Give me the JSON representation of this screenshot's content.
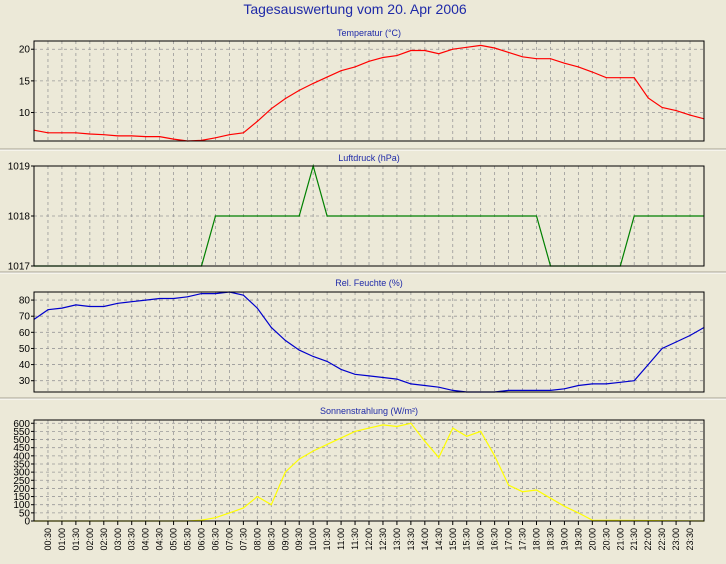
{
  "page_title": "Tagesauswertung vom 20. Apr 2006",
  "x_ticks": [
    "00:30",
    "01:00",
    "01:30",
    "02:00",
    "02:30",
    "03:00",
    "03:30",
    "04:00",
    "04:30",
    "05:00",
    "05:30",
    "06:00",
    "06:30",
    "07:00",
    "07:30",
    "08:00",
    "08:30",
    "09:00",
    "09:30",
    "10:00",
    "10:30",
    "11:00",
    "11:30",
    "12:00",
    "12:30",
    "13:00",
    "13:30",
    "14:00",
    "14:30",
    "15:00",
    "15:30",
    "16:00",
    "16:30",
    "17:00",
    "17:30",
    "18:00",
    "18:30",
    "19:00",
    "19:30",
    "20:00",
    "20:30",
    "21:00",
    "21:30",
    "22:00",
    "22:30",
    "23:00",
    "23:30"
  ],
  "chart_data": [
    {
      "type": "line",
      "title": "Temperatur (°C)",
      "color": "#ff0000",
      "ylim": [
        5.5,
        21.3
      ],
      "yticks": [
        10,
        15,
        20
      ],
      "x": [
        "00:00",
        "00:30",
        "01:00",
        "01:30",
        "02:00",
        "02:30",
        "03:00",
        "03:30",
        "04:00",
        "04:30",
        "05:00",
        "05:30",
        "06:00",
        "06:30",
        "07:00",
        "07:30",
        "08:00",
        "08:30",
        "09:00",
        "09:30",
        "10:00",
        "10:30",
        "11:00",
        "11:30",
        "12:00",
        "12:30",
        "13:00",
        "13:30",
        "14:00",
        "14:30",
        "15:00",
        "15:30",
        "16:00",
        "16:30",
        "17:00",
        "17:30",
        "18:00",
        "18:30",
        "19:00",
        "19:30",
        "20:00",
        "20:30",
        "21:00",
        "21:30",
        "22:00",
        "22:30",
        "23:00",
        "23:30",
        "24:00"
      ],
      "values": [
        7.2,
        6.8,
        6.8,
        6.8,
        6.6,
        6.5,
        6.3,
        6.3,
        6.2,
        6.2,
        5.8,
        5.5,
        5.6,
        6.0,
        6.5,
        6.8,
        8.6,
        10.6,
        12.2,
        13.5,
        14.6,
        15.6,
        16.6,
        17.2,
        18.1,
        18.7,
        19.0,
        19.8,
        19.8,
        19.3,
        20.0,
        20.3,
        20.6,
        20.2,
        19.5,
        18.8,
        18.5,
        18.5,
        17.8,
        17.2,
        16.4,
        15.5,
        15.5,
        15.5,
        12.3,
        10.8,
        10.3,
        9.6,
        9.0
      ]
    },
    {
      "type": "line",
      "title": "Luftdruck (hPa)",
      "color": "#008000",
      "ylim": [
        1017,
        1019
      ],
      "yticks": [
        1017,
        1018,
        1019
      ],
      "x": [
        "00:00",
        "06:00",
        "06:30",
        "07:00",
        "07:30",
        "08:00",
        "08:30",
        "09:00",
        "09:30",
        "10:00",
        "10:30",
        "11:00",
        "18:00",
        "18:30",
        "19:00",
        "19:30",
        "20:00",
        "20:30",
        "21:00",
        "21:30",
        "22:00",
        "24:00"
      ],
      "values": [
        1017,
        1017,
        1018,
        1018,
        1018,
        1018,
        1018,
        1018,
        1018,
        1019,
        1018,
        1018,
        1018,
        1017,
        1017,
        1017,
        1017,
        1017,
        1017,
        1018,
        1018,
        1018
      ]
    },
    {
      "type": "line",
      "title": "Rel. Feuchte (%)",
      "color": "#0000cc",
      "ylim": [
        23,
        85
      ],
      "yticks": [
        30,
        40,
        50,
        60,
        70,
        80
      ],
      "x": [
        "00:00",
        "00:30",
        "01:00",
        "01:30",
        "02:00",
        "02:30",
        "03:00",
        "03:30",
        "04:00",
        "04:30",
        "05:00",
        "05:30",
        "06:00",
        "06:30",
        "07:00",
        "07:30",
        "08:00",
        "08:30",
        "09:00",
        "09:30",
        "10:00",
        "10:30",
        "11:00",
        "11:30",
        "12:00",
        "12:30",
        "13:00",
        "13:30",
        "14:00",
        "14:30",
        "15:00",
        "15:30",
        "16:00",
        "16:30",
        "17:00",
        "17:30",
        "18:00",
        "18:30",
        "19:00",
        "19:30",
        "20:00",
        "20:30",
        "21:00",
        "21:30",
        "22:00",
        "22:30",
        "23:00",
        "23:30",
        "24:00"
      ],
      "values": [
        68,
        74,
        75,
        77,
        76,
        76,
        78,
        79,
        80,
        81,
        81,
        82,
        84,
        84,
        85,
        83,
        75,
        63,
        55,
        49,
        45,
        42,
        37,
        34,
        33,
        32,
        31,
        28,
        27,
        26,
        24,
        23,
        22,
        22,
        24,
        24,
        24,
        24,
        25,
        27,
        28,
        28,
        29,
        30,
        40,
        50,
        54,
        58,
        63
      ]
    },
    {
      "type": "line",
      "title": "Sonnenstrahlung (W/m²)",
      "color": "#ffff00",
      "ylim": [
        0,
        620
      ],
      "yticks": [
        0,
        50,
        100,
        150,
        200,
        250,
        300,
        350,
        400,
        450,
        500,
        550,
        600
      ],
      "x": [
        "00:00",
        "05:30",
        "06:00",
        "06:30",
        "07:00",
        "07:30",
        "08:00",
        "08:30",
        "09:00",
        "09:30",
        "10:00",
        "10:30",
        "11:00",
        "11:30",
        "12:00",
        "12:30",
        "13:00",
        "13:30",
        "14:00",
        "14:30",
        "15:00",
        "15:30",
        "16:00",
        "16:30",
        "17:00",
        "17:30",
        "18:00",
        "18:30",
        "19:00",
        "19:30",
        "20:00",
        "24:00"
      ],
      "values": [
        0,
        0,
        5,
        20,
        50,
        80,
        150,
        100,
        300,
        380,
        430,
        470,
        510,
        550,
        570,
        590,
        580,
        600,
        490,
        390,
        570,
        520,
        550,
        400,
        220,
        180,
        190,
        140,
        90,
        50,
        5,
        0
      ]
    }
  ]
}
--
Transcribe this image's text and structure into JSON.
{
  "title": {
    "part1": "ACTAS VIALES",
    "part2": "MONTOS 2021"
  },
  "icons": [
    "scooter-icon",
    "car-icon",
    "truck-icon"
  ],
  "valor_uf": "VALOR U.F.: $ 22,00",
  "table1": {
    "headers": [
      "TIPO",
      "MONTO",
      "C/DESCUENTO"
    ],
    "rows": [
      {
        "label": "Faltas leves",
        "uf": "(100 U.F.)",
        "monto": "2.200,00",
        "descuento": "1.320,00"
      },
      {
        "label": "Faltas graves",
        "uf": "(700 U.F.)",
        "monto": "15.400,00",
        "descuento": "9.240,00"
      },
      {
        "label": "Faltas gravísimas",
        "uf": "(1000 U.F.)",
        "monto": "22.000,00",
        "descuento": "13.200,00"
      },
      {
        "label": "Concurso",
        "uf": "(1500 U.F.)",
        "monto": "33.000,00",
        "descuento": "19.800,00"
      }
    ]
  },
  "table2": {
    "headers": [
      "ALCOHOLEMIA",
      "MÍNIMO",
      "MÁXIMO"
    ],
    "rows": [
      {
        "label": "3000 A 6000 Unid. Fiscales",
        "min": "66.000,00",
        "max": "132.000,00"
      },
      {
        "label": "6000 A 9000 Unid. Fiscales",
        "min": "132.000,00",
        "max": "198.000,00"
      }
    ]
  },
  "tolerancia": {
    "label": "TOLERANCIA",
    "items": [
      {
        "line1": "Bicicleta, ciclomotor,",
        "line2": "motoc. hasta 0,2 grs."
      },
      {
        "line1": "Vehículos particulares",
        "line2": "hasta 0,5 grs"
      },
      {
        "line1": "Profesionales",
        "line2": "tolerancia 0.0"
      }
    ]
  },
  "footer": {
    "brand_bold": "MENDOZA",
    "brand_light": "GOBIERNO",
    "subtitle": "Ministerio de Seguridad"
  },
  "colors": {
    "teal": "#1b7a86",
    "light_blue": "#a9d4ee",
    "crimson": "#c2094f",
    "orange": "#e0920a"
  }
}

THE TASK:
Take each line containing the string "Faltas" and copy it out.

TASK RESPONSE:
        "label": "Faltas leves",
        "label": "Faltas graves",
        "label": "Faltas gravísimas",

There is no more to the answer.